Stored data
⁂

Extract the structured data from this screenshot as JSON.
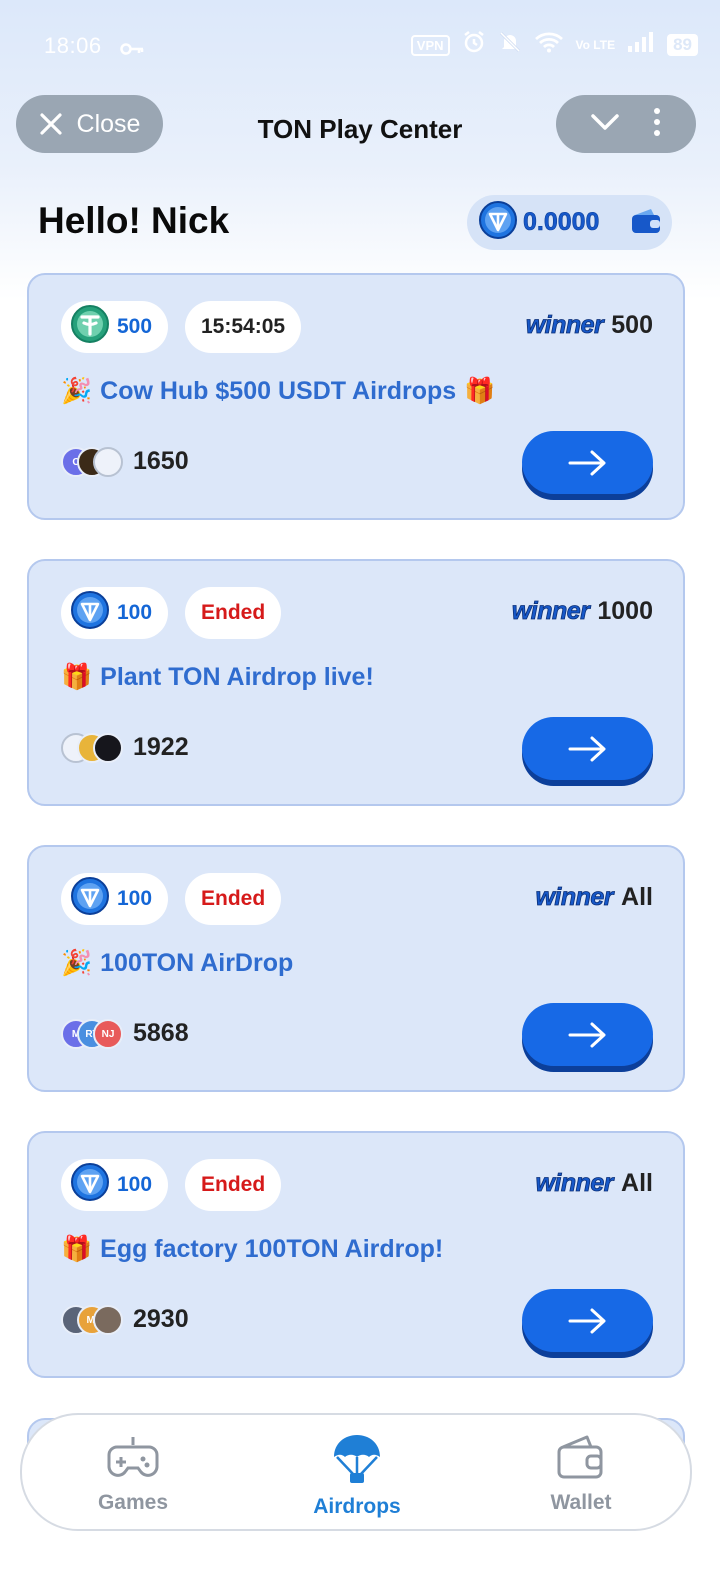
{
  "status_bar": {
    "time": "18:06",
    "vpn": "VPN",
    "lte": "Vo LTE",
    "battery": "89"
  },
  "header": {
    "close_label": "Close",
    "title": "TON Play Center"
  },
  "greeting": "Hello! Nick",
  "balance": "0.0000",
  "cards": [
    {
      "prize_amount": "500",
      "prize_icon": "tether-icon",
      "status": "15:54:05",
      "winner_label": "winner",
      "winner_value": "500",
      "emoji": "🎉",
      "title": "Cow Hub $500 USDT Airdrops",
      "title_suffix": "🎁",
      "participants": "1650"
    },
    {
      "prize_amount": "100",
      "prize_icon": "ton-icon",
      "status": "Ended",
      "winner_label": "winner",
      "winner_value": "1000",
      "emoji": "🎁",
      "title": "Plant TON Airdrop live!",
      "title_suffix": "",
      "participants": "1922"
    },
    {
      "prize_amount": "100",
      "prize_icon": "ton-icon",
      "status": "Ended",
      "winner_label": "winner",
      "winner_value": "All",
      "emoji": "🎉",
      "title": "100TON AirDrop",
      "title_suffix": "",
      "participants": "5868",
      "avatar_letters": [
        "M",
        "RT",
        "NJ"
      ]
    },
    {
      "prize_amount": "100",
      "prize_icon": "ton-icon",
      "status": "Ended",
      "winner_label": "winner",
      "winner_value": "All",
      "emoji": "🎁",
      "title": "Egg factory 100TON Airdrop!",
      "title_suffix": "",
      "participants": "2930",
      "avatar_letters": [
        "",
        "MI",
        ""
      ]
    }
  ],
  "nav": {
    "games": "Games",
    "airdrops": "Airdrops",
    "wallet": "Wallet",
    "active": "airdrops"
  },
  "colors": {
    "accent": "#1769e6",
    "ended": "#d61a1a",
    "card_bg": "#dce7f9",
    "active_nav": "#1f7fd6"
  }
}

⁂

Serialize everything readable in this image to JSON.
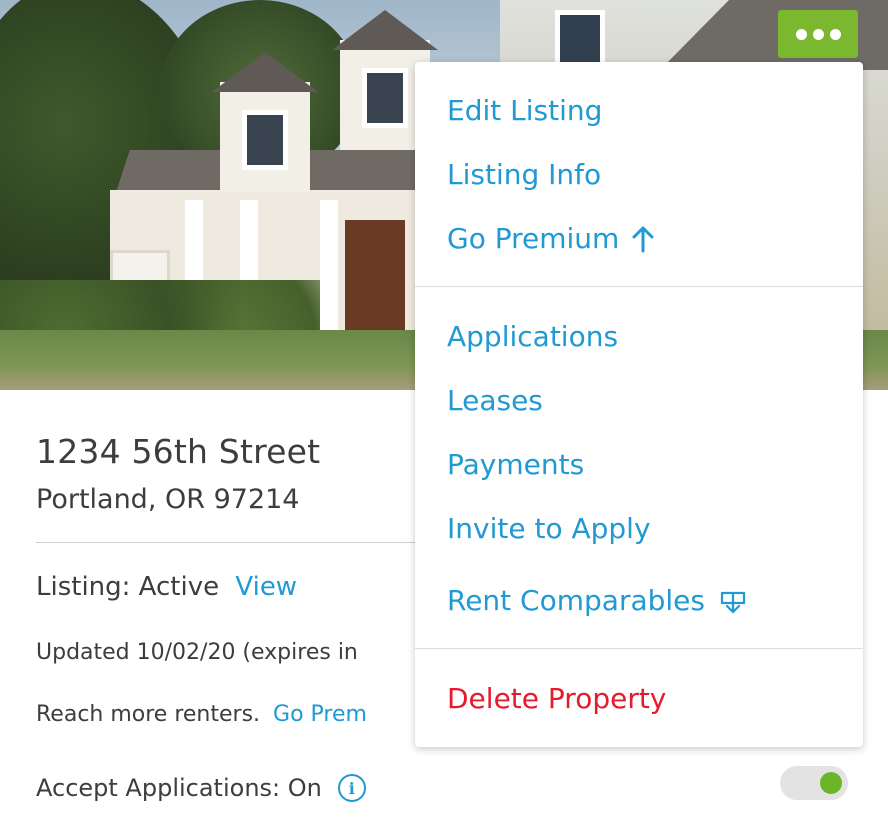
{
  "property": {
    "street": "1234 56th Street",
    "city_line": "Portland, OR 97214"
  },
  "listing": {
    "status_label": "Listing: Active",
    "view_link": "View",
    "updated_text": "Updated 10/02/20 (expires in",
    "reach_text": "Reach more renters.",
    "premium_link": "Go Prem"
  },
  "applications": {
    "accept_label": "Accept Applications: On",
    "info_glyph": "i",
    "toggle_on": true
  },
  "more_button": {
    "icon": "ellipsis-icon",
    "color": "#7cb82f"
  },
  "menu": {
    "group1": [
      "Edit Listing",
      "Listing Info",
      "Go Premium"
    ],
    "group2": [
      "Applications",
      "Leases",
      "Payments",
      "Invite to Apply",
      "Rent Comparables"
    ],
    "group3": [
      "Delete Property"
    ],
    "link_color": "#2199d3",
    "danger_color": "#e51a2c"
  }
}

⁂

STATED EXERCISE
Show the lines that mention the word "this".

TASK ANSWER
Extract the structured data from this screenshot as JSON.
Serialize everything readable in this image to JSON.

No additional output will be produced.